- [TASK INSTRUCTIONS]: Gather, from the data below, each line in which the word "trendline" occurs.

- [Stored data]:
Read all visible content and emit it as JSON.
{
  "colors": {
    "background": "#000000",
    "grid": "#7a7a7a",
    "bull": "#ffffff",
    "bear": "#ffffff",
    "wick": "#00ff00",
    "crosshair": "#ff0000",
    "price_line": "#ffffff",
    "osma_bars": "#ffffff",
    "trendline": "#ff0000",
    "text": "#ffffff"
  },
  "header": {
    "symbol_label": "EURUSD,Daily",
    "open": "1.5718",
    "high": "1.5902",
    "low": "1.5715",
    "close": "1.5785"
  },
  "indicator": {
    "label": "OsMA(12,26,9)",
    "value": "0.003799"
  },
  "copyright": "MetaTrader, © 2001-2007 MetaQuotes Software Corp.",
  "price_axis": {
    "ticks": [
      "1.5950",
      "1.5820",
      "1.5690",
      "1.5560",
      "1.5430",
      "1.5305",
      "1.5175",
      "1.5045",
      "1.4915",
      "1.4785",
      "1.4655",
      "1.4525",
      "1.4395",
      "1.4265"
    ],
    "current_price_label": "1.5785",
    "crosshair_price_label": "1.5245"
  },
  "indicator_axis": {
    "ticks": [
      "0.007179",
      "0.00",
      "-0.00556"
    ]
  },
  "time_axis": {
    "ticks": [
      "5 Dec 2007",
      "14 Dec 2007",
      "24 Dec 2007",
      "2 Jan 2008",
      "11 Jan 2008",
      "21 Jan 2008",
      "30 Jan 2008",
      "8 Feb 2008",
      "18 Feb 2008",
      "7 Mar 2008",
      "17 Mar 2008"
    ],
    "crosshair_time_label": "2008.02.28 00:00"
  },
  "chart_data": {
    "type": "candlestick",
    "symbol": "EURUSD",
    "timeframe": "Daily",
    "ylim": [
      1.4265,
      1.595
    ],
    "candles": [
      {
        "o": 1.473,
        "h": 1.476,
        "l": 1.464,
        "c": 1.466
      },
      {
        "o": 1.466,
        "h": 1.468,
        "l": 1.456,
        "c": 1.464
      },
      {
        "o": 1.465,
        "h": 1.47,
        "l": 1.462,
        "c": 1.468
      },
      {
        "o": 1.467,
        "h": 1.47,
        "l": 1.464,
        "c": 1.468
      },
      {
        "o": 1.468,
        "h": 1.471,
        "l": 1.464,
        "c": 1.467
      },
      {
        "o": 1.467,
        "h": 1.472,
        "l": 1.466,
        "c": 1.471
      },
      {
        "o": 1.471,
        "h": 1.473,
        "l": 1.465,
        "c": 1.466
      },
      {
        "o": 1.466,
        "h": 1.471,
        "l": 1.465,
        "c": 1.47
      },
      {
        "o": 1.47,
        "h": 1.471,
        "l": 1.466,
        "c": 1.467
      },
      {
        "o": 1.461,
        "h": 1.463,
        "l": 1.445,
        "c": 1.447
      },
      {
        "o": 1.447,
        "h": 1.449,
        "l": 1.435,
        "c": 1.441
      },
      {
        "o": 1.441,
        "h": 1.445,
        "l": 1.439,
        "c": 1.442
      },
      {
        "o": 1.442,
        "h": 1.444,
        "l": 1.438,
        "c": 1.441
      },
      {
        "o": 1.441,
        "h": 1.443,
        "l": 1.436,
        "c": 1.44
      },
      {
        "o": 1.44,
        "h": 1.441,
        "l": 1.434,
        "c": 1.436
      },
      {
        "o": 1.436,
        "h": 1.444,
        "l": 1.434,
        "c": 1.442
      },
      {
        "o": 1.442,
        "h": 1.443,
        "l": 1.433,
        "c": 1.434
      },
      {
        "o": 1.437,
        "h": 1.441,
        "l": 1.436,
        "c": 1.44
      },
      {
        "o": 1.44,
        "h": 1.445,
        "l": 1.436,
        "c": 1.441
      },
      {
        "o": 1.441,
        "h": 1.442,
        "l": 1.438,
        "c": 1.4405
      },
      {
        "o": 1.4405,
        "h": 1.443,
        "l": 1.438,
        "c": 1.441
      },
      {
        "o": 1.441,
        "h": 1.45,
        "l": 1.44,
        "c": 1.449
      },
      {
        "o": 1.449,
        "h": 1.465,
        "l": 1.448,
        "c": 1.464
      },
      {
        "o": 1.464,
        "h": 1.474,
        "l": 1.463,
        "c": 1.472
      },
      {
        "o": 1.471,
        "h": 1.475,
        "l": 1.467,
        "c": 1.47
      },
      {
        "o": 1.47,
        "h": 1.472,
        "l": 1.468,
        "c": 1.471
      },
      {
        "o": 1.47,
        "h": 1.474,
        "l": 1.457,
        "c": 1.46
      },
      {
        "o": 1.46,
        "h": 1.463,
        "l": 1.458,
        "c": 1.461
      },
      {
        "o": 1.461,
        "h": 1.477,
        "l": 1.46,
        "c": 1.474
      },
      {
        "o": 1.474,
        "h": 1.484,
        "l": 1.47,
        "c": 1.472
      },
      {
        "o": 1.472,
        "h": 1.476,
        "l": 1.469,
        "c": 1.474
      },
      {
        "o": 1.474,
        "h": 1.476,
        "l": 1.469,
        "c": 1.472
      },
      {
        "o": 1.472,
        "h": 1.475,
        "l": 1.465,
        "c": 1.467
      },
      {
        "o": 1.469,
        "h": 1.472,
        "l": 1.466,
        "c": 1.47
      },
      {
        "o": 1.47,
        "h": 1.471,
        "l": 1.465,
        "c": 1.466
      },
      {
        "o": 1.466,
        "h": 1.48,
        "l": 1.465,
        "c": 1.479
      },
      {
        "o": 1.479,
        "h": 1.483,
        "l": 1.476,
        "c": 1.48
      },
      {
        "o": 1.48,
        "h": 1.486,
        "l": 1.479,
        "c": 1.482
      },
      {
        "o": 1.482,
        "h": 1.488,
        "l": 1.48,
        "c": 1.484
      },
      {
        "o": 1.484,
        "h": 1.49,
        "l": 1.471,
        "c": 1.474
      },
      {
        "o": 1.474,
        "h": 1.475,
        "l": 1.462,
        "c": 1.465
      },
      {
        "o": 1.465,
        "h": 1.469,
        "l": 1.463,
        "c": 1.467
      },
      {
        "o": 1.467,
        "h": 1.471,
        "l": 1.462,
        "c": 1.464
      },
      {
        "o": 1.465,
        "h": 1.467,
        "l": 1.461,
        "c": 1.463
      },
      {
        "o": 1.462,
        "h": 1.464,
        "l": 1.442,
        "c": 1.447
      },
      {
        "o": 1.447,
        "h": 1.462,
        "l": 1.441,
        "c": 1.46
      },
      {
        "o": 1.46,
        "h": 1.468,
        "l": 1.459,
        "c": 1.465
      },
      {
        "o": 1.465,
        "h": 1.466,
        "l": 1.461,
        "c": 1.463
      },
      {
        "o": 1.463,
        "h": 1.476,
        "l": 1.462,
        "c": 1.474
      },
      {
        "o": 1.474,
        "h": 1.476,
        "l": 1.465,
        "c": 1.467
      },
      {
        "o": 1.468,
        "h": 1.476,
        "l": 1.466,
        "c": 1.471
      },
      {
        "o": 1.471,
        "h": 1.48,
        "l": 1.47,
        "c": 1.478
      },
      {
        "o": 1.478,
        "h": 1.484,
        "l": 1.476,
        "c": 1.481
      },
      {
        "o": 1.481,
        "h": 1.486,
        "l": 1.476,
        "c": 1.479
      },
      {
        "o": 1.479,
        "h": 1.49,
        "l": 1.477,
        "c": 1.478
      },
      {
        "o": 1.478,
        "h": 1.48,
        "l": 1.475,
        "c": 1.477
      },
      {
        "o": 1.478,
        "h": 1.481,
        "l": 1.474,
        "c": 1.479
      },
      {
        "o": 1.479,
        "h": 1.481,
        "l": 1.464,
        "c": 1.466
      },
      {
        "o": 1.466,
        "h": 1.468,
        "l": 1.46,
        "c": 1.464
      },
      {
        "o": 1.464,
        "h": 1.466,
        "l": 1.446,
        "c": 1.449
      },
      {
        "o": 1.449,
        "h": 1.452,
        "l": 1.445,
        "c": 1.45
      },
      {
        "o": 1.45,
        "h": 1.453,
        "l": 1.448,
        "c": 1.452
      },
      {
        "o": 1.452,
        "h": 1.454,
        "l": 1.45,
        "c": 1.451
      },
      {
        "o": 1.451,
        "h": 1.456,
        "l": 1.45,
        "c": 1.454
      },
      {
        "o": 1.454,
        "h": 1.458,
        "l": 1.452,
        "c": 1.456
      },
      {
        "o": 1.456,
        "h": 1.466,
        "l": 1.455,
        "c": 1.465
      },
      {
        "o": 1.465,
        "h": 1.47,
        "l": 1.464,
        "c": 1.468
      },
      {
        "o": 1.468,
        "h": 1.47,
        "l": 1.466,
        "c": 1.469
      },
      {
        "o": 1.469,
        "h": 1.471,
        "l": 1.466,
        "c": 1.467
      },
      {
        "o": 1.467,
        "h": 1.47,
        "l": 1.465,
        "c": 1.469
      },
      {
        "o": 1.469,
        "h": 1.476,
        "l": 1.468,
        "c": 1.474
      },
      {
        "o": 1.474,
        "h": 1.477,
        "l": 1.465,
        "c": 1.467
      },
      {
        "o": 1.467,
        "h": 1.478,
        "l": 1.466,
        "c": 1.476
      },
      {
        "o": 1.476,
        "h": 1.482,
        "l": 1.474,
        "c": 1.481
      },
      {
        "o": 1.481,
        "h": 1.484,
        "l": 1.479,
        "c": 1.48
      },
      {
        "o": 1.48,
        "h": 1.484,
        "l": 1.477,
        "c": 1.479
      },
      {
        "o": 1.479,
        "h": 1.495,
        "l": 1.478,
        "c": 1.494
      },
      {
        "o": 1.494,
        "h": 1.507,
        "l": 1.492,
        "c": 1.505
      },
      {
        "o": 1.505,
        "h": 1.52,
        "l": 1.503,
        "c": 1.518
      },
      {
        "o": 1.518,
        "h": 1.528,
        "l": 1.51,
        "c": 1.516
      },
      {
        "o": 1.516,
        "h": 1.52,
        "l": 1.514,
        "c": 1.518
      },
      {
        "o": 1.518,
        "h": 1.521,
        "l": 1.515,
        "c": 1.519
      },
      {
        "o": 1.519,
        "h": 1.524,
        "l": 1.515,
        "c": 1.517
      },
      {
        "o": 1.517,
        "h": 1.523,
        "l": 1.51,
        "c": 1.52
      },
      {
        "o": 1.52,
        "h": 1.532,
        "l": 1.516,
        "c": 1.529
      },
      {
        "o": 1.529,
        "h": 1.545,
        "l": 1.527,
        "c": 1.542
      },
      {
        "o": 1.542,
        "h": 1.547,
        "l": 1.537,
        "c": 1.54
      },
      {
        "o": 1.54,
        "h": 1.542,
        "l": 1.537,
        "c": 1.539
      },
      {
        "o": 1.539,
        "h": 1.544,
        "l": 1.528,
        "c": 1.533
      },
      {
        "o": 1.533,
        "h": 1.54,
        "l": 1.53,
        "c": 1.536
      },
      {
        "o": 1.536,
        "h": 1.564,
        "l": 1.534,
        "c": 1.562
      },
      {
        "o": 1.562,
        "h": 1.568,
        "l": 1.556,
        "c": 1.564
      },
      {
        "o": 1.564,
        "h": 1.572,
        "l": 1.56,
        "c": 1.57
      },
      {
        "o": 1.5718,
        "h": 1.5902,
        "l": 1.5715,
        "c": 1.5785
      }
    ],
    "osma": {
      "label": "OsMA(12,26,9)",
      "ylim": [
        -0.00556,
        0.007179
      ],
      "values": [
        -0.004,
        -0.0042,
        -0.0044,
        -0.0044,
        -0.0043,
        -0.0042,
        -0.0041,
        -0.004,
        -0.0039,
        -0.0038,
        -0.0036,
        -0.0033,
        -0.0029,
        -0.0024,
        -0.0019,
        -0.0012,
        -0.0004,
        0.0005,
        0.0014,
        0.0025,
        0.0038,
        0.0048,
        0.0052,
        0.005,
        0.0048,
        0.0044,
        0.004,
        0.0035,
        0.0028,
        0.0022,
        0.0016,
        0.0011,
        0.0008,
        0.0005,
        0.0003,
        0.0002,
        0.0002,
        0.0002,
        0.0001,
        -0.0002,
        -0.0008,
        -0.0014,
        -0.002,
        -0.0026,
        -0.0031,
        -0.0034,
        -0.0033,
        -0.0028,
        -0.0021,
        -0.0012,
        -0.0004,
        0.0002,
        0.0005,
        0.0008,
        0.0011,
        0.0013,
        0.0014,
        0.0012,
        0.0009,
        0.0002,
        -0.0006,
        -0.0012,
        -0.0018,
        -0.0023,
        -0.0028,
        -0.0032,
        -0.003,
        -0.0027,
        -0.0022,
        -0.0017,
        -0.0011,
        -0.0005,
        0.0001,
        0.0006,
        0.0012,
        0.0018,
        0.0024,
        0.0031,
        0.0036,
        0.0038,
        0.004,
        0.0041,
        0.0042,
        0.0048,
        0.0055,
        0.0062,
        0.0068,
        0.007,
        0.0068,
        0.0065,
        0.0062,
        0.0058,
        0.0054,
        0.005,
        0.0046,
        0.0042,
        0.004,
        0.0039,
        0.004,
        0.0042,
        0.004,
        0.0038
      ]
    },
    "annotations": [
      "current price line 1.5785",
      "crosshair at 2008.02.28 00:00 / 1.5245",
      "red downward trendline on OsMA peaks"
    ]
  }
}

- [RESULT OF THE EXERCISE]:
    "trendline": "#ff0000",
      "red downward trendline on OsMA peaks"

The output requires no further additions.